*REQUIREMENTS*: In the entries below, find every line holding the string "kteří" and collect it.

*ITEMS*:
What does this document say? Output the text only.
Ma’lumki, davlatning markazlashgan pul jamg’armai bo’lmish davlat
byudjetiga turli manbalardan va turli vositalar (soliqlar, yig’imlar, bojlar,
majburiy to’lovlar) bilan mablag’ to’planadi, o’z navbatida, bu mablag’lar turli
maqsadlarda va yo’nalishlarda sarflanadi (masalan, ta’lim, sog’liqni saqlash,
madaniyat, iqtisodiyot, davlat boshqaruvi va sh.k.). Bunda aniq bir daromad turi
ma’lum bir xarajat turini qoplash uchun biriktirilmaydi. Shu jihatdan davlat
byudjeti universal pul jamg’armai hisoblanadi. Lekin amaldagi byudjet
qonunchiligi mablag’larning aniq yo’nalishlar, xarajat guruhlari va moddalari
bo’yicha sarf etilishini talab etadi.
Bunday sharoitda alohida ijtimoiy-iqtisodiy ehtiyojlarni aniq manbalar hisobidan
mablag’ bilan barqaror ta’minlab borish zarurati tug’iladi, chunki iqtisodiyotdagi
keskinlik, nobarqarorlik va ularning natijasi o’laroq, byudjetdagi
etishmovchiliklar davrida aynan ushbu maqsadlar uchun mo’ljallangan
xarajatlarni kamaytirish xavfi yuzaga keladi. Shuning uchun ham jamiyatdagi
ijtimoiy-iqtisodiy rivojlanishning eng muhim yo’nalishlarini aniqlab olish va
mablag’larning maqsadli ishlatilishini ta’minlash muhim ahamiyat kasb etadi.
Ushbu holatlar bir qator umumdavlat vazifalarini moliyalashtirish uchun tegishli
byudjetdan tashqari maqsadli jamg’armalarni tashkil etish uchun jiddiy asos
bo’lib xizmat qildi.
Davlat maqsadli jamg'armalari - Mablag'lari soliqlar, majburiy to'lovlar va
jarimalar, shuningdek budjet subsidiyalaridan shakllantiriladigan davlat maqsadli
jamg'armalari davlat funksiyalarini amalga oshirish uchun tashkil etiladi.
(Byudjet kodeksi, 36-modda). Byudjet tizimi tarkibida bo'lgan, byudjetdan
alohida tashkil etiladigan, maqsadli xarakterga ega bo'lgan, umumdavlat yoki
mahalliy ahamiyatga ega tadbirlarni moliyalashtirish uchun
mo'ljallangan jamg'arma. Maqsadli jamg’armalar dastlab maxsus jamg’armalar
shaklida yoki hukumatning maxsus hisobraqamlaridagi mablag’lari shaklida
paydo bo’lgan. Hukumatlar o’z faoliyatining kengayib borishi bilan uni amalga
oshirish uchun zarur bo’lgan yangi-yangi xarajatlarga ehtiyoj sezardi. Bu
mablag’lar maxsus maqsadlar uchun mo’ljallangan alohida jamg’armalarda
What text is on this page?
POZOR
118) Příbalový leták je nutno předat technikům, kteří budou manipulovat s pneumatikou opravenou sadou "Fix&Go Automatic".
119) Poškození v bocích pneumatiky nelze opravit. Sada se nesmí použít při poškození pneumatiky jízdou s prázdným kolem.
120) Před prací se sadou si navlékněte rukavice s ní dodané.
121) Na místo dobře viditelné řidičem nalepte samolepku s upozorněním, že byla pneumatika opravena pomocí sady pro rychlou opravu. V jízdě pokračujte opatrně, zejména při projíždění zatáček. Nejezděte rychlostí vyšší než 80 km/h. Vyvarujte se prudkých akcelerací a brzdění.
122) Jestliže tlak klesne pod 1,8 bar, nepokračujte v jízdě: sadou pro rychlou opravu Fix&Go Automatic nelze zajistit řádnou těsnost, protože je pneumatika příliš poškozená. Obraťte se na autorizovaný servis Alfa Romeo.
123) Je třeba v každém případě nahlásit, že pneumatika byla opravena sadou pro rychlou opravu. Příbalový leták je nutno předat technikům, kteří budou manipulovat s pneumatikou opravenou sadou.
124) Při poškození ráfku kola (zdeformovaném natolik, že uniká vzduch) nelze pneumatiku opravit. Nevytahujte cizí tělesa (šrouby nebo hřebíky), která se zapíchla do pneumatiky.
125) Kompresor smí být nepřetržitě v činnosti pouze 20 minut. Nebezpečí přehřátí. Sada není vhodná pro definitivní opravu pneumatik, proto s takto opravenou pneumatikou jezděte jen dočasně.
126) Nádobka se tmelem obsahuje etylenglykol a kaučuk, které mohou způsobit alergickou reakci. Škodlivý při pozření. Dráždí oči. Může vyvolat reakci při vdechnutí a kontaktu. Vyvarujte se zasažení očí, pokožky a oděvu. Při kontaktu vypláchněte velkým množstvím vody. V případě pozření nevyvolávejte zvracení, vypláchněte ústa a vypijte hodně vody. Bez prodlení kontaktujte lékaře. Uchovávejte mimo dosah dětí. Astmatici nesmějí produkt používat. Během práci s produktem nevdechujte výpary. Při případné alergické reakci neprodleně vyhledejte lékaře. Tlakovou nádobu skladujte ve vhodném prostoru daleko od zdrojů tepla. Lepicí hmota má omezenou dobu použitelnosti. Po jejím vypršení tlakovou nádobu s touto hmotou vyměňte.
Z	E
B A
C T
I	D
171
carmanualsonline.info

*SOLUTION TO THE PROBLEM*:
118) Příbalový leták je nutno předat technikům, kteří budou manipulovat s pneumatikou opravenou sadou "Fix&Go Automatic".
123) Je třeba v každém případě nahlásit, že pneumatika byla opravena sadou pro rychlou opravu. Příbalový leták je nutno předat technikům, kteří budou manipulovat s pneumatikou opravenou sadou.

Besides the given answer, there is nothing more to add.